— START Given records —
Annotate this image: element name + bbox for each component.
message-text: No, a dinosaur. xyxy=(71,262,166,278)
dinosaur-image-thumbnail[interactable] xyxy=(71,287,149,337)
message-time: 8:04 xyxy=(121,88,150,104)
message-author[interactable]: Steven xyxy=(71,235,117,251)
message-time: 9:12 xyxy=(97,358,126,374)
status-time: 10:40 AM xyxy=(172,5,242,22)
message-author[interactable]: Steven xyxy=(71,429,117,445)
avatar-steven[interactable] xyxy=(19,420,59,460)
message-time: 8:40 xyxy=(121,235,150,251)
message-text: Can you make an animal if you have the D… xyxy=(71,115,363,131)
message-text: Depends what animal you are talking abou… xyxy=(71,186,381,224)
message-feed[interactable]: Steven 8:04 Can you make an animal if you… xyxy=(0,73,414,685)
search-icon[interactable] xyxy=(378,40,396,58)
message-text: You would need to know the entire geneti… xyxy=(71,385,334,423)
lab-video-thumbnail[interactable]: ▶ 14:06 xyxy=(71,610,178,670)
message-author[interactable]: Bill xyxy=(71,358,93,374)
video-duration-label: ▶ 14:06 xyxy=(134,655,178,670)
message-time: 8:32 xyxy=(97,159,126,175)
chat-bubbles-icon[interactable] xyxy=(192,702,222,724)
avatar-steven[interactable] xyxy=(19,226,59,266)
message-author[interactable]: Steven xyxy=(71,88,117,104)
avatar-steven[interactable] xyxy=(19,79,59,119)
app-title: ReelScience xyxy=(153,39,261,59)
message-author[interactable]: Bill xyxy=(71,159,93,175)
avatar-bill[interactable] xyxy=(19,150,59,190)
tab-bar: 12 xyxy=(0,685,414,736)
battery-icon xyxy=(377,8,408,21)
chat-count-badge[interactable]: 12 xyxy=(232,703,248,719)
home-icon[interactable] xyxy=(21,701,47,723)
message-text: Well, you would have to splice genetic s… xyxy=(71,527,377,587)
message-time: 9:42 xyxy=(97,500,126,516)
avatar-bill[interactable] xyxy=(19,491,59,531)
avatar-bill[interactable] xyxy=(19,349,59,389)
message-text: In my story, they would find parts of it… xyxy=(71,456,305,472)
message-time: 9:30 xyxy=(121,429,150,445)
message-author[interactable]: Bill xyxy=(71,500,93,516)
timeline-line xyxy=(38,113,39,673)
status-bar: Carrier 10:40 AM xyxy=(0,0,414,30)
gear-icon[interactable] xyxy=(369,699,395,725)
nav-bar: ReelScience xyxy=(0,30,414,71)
— END Given records —
— START Given records —
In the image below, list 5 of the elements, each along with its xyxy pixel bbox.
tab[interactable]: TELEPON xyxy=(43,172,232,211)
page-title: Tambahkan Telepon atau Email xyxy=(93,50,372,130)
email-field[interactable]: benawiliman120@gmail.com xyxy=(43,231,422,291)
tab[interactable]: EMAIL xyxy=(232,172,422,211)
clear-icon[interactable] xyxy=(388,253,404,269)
— END Given records —
Please report every line of the material above that contains the word "each".

Annotate this image: element name + bbox for each component.
In the image below, list 5 of the elements, each along with its xyxy pixel bbox.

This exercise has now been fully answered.